## Raw data
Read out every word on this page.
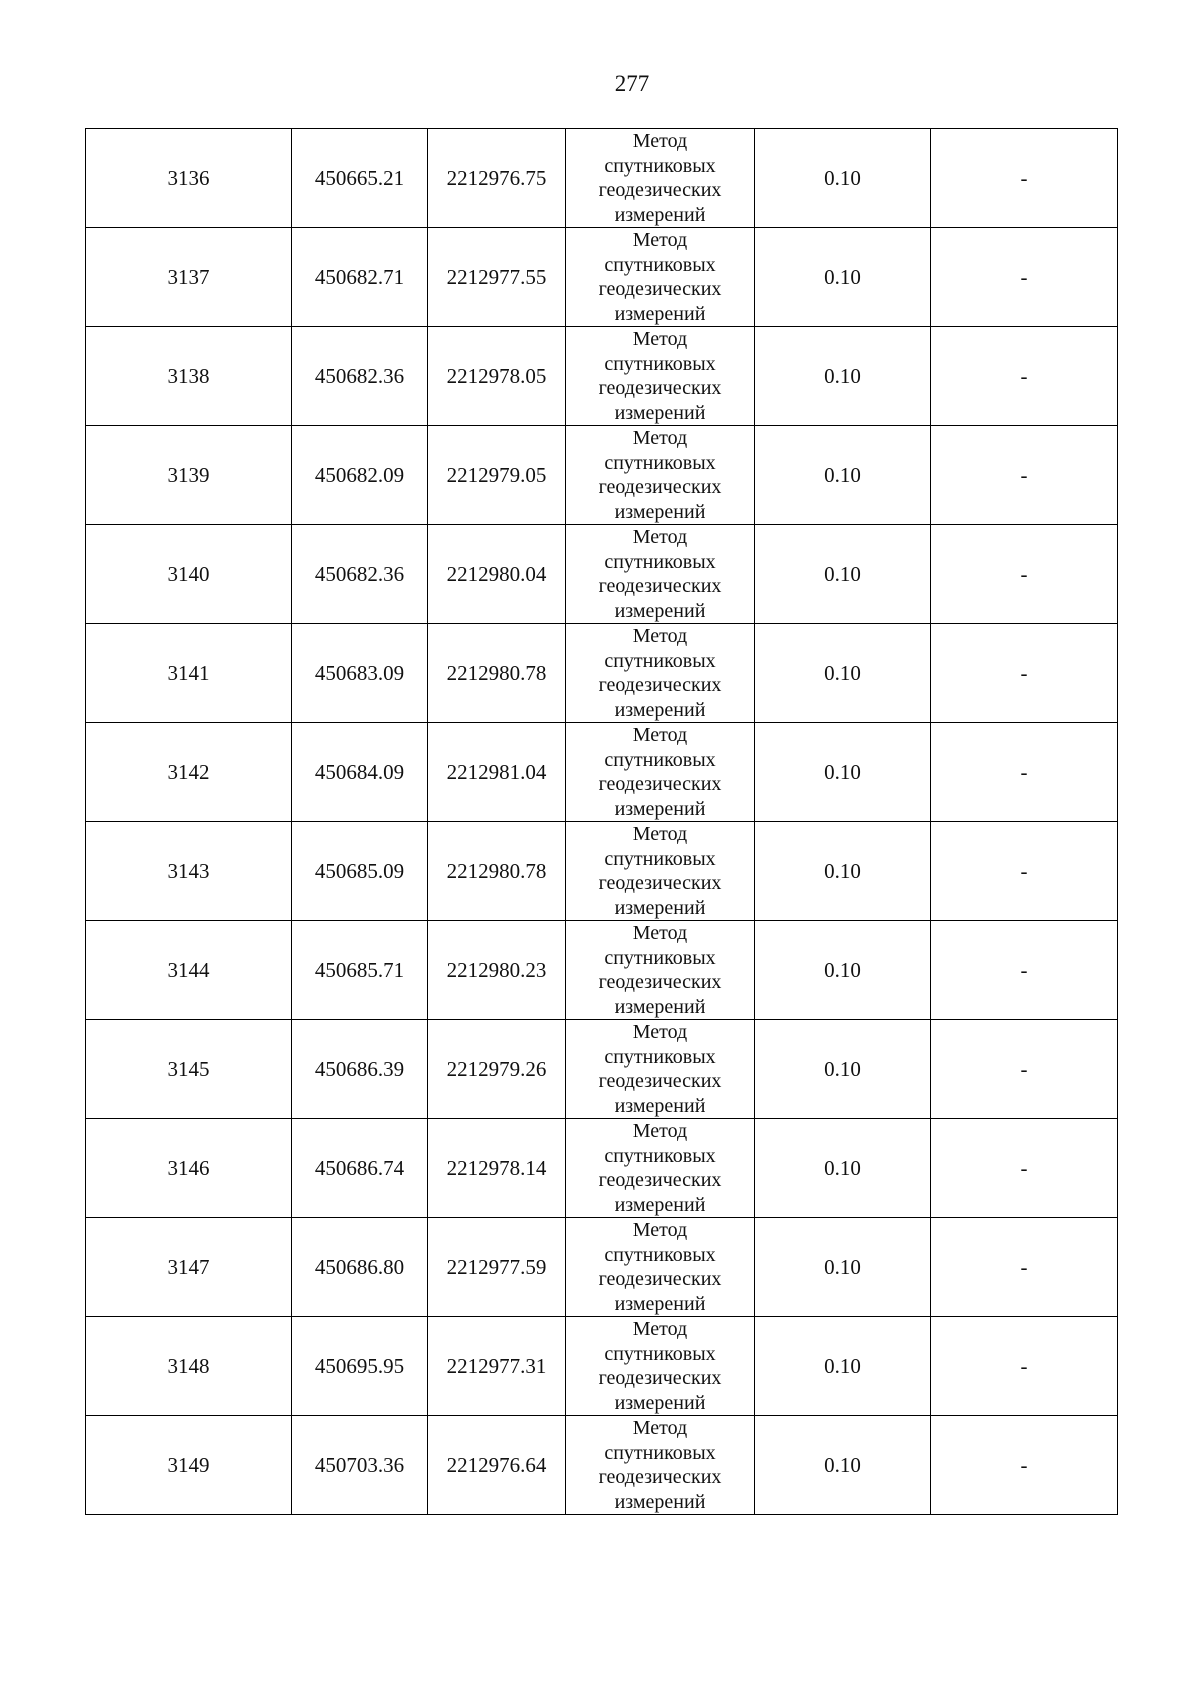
277
3136	450665.21	2212976.75	Метод
спутниковых
геодезических
измерений	0.10	-
3137	450682.71	2212977.55	Метод
спутниковых
геодезических
измерений	0.10	-
3138	450682.36	2212978.05	Метод
спутниковых
геодезических
измерений	0.10	-
3139	450682.09	2212979.05	Метод
спутниковых
геодезических
измерений	0.10	-
3140	450682.36	2212980.04	Метод
спутниковых
геодезических
измерений	0.10	-
3141	450683.09	2212980.78	Метод
спутниковых
геодезических
измерений	0.10	-
3142	450684.09	2212981.04	Метод
спутниковых
геодезических
измерений	0.10	-
3143	450685.09	2212980.78	Метод
спутниковых
геодезических
измерений	0.10	-
3144	450685.71	2212980.23	Метод
спутниковых
геодезических
измерений	0.10	-
3145	450686.39	2212979.26	Метод
спутниковых
геодезических
измерений	0.10	-
3146	450686.74	2212978.14	Метод
спутниковых
геодезических
измерений	0.10	-
3147	450686.80	2212977.59	Метод
спутниковых
геодезических
измерений	0.10	-
3148	450695.95	2212977.31	Метод
спутниковых
геодезических
измерений	0.10	-
3149	450703.36	2212976.64	Метод
спутниковых
геодезических
измерений	0.10	-
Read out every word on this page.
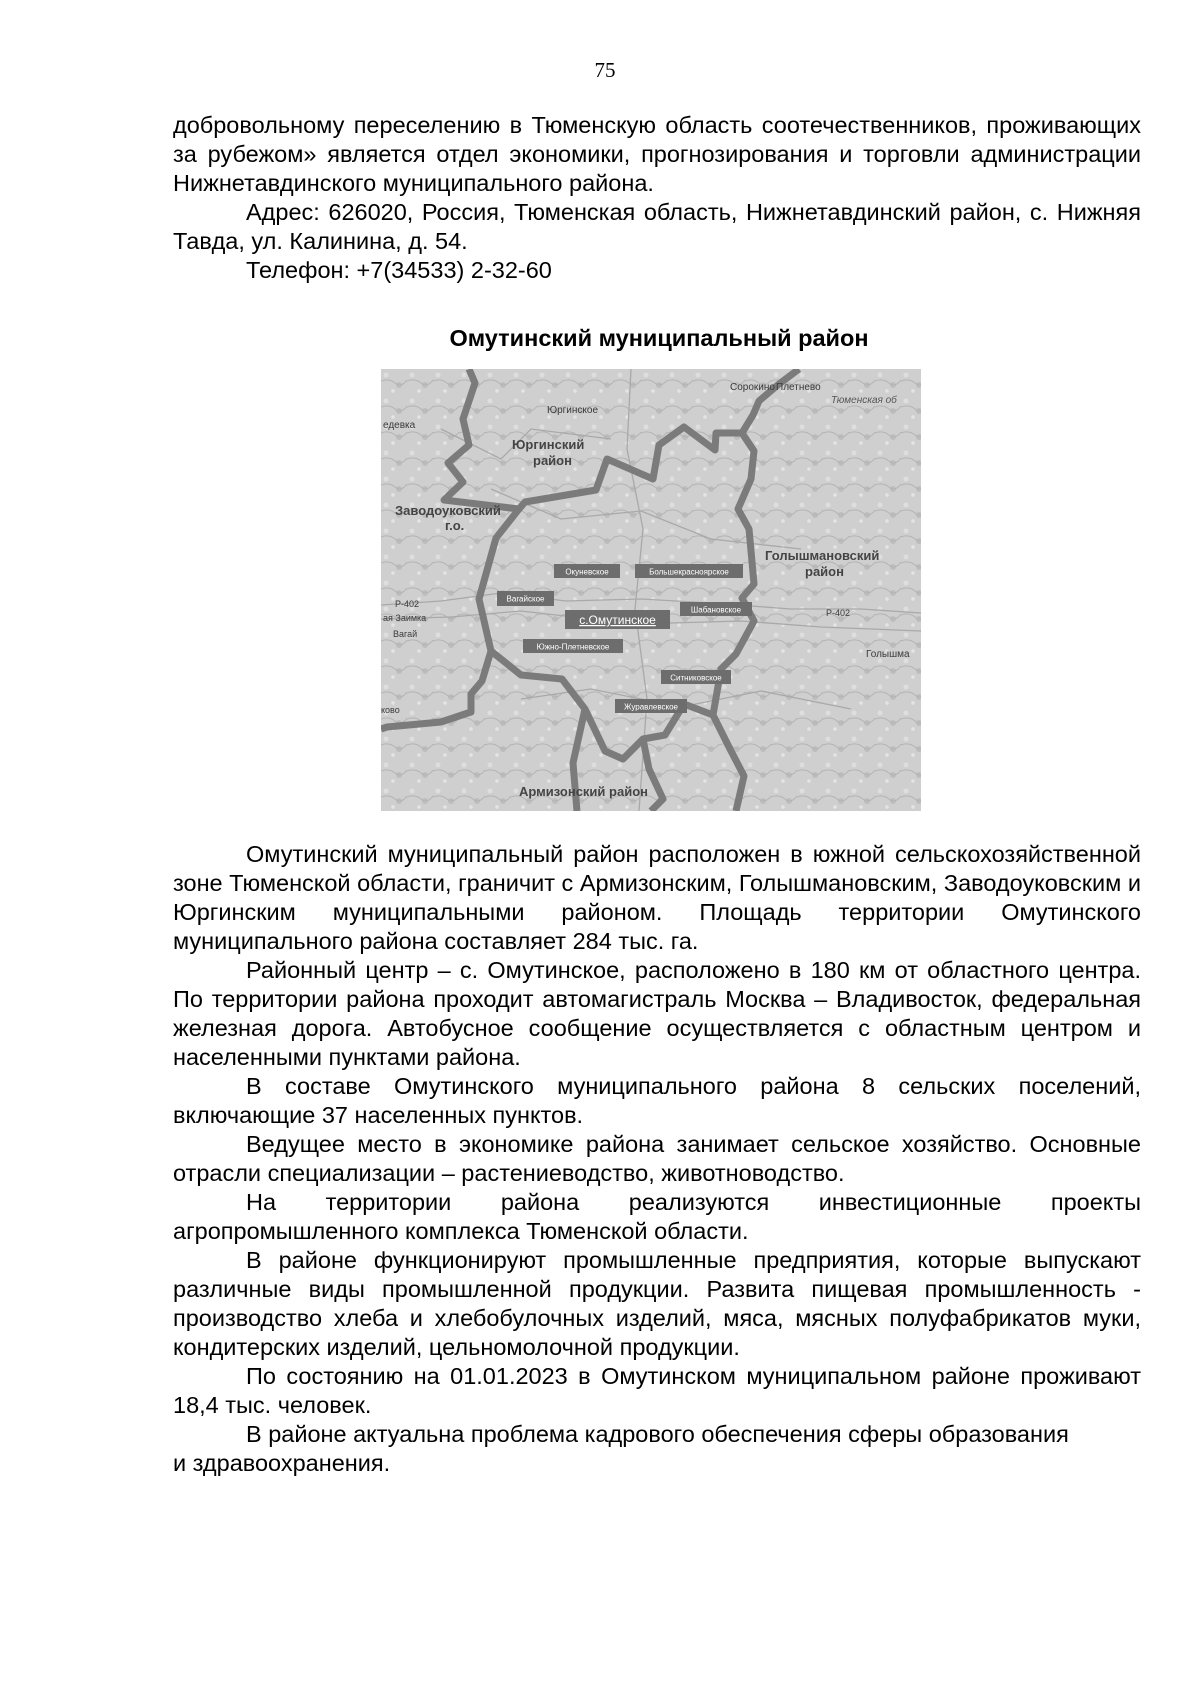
75

добровольному переселению в Тюменскую область соотечественников, проживающих за рубежом» является отдел экономики, прогнозирования и торговли администрации Нижнетавдинского муниципального района.

Адрес: 626020, Россия, Тюменская область, Нижнетавдинский район, с. Нижняя Тавда, ул. Калинина, д. 54.

Телефон: +7(34533) 2-32-60

Омутинский муниципальный район
Юргинское
едевка
Юргинский
район
Заводоуковский
г.о.
Голышмановский
район
Армизонский район
Сорокино Плетнево
Тюменская об
Р-402
Р-402
ая Заимка
Вагай
Голышма
ково
Окуневское	Большекрасноярское
Вагайское
Шабановское
с.Омутинское
Южно-Плетневское
Ситниковское
Журавлевское

Омутинский муниципальный район расположен в южной сельскохозяйственной зоне Тюменской области, граничит с Армизонским, Голышмановским, Заводоуковским и Юргинским муниципальными районом. Площадь территории Омутинского муниципального района составляет 284 тыс. га.

Районный центр – с. Омутинское, расположено в 180 км от областного центра. По территории района проходит автомагистраль Москва – Владивосток, федеральная железная дорога. Автобусное сообщение осуществляется с областным центром и населенными пунктами района.

В составе Омутинского муниципального района 8 сельских поселений, включающие 37 населенных пунктов.

Ведущее место в экономике района занимает сельское хозяйство. Основные отрасли специализации – растениеводство, животноводство.

На территории района реализуются инвестиционные проекты агропромышленного комплекса Тюменской области.

В районе функционируют промышленные предприятия, которые выпускают различные виды промышленной продукции. Развита пищевая промышленность - производство хлеба и хлебобулочных изделий, мяса, мясных полуфабрикатов муки, кондитерских изделий, цельномолочной продукции.

По состоянию на 01.01.2023 в Омутинском муниципальном районе проживают 18,4 тыс. человек.

В районе актуальна проблема кадрового обеспечения сферы образования

и здравоохранения.
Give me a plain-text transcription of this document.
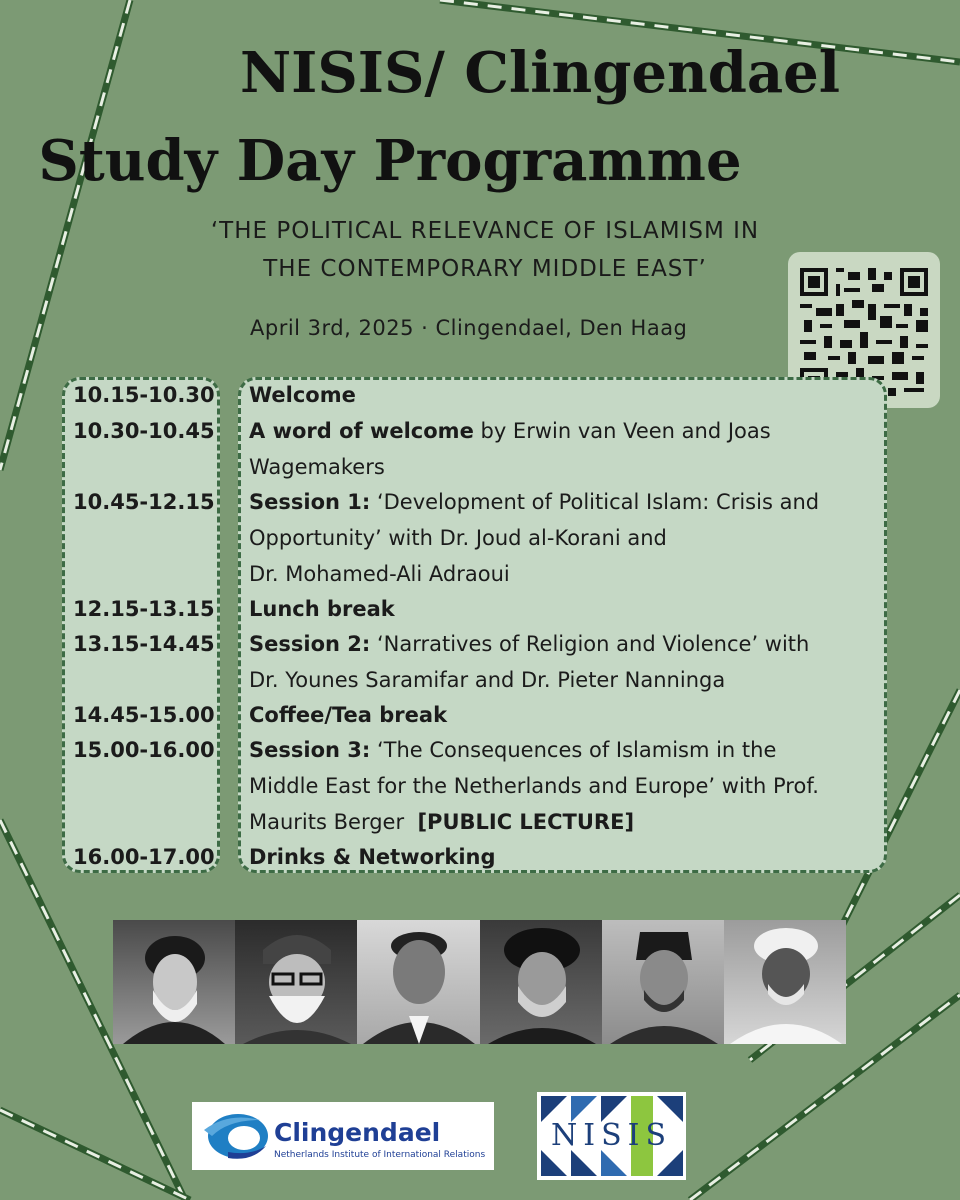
NISIS/ Clingendael
Study Day Programme
‘THE POLITICAL RELEVANCE OF ISLAMISM IN
THE CONTEMPORARY MIDDLE EAST’
April 3rd, 2025 · Clingendael, Den Haag
10.15-10.30 Welcome
10.30-10.45 A word of welcome by Erwin van Veen and Joas
Wagemakers
10.45-12.15 Session 1: ‘Development of Political Islam: Crisis and
Opportunity’ with Dr. Joud al-Korani and
Dr. Mohamed-Ali Adraoui
12.15-13.15 Lunch break
13.15-14.45 Session 2: ‘Narratives of Religion and Violence’ with
Dr. Younes Saramifar and Dr. Pieter Nanninga
14.45-15.00 Coffee/Tea break
15.00-16.00 Session 3: ‘The Consequences of Islamism in the
Middle East for the Netherlands and Europe’ with Prof.
Maurits Berger  [PUBLIC LECTURE]
16.00-17.00 Drinks & Networking
Clingendael
Netherlands Institute of International Relations
NISIS
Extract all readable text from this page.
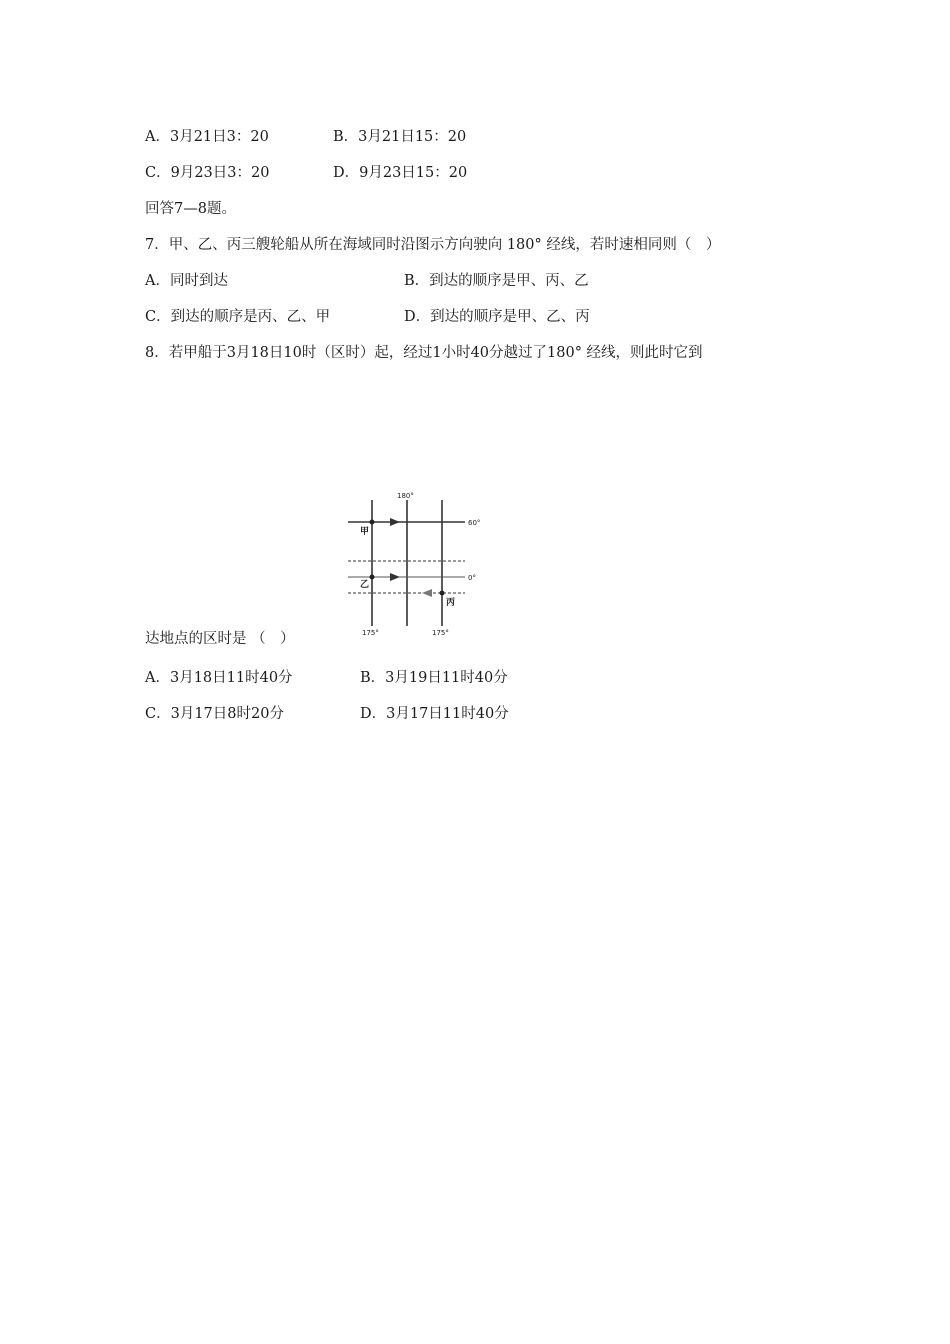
A．3月21日3：20	B．3月21日15：20
C．9月23日3：20	D．9月23日15：20
回答7—8题。
7．甲、乙、丙三艘轮船从所在海域同时沿图示方向驶向 180° 经线，若时速相同则（　）
A．同时到达	B．到达的顺序是甲、丙、乙
C．到达的顺序是丙、乙、甲	D．到达的顺序是甲、乙、丙
8．若甲船于3月18日10时（区时）起，经过1小时40分越过了180° 经线，则此时它到
180°
60°
0°
175°	175°
甲
乙
丙
达地点的区时是 （　）
A．3月18日11时40分	B．3月19日11时40分
C．3月17日8时20分	D．3月17日11时40分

## What is being asked
In the copy, include all records verbatim but no images.

## Response to the task
Read out every word on this page.
277
3136	450665.21	2212976.75	Метод
спутниковых
геодезических
измерений	0.10	-
3137	450682.71	2212977.55	Метод
спутниковых
геодезических
измерений	0.10	-
3138	450682.36	2212978.05	Метод
спутниковых
геодезических
измерений	0.10	-
3139	450682.09	2212979.05	Метод
спутниковых
геодезических
измерений	0.10	-
3140	450682.36	2212980.04	Метод
спутниковых
геодезических
измерений	0.10	-
3141	450683.09	2212980.78	Метод
спутниковых
геодезических
измерений	0.10	-
3142	450684.09	2212981.04	Метод
спутниковых
геодезических
измерений	0.10	-
3143	450685.09	2212980.78	Метод
спутниковых
геодезических
измерений	0.10	-
3144	450685.71	2212980.23	Метод
спутниковых
геодезических
измерений	0.10	-
3145	450686.39	2212979.26	Метод
спутниковых
геодезических
измерений	0.10	-
3146	450686.74	2212978.14	Метод
спутниковых
геодезических
измерений	0.10	-
3147	450686.80	2212977.59	Метод
спутниковых
геодезических
измерений	0.10	-
3148	450695.95	2212977.31	Метод
спутниковых
геодезических
измерений	0.10	-
3149	450703.36	2212976.64	Метод
спутниковых
геодезических
измерений	0.10	-
Read out every word on this page.
75

добровольному переселению в Тюменскую область соотечественников, проживающих за рубежом» является отдел экономики, прогнозирования и торговли администрации Нижнетавдинского муниципального района.

Адрес: 626020, Россия, Тюменская область, Нижнетавдинский район, с. Нижняя Тавда, ул. Калинина, д. 54.

Телефон: +7(34533) 2-32-60

Омутинский муниципальный район
Юргинское
едевка
Юргинский
район
Заводоуковский
г.о.
Голышмановский
район
Армизонский район
Сорокино Плетнево
Тюменская об
Р-402
Р-402
ая Заимка
Вагай
Голышма
ково
Окуневское	Большекрасноярское
Вагайское
Шабановское
с.Омутинское
Южно-Плетневское
Ситниковское
Журавлевское

Омутинский муниципальный район расположен в южной сельскохозяйственной зоне Тюменской области, граничит с Армизонским, Голышмановским, Заводоуковским и Юргинским муниципальными районом. Площадь территории Омутинского муниципального района составляет 284 тыс. га.

Районный центр – с. Омутинское, расположено в 180 км от областного центра. По территории района проходит автомагистраль Москва – Владивосток, федеральная железная дорога. Автобусное сообщение осуществляется с областным центром и населенными пунктами района.

В составе Омутинского муниципального района 8 сельских поселений, включающие 37 населенных пунктов.

Ведущее место в экономике района занимает сельское хозяйство. Основные отрасли специализации – растениеводство, животноводство.

На территории района реализуются инвестиционные проекты агропромышленного комплекса Тюменской области.

В районе функционируют промышленные предприятия, которые выпускают различные виды промышленной продукции. Развита пищевая промышленность - производство хлеба и хлебобулочных изделий, мяса, мясных полуфабрикатов муки, кондитерских изделий, цельномолочной продукции.

По состоянию на 01.01.2023 в Омутинском муниципальном районе проживают 18,4 тыс. человек.

В районе актуальна проблема кадрового обеспечения сферы образования

и здравоохранения.
Give me a plain-text transcription of this document.
NISIS/ Clingendael
Study Day Programme
‘THE POLITICAL RELEVANCE OF ISLAMISM IN
THE CONTEMPORARY MIDDLE EAST’
April 3rd, 2025 · Clingendael, Den Haag
10.15-10.30 Welcome
10.30-10.45 A word of welcome by Erwin van Veen and Joas
Wagemakers
10.45-12.15 Session 1: ‘Development of Political Islam: Crisis and
Opportunity’ with Dr. Joud al-Korani and
Dr. Mohamed-Ali Adraoui
12.15-13.15 Lunch break
13.15-14.45 Session 2: ‘Narratives of Religion and Violence’ with
Dr. Younes Saramifar and Dr. Pieter Nanninga
14.45-15.00 Coffee/Tea break
15.00-16.00 Session 3: ‘The Consequences of Islamism in the
Middle East for the Netherlands and Europe’ with Prof.
Maurits Berger  [PUBLIC LECTURE]
16.00-17.00 Drinks & Networking
Clingendael
Netherlands Institute of International Relations
NISIS
Extract all readable text from this page.
A．3月21日3：20	B．3月21日15：20
C．9月23日3：20	D．9月23日15：20
回答7—8题。
7．甲、乙、丙三艘轮船从所在海域同时沿图示方向驶向 180° 经线，若时速相同则（　）
A．同时到达	B．到达的顺序是甲、丙、乙
C．到达的顺序是丙、乙、甲	D．到达的顺序是甲、乙、丙
8．若甲船于3月18日10时（区时）起，经过1小时40分越过了180° 经线，则此时它到
180°
60°
0°
175°	175°
甲
乙
丙
达地点的区时是 （　）
A．3月18日11时40分	B．3月19日11时40分
C．3月17日8时20分	D．3月17日11时40分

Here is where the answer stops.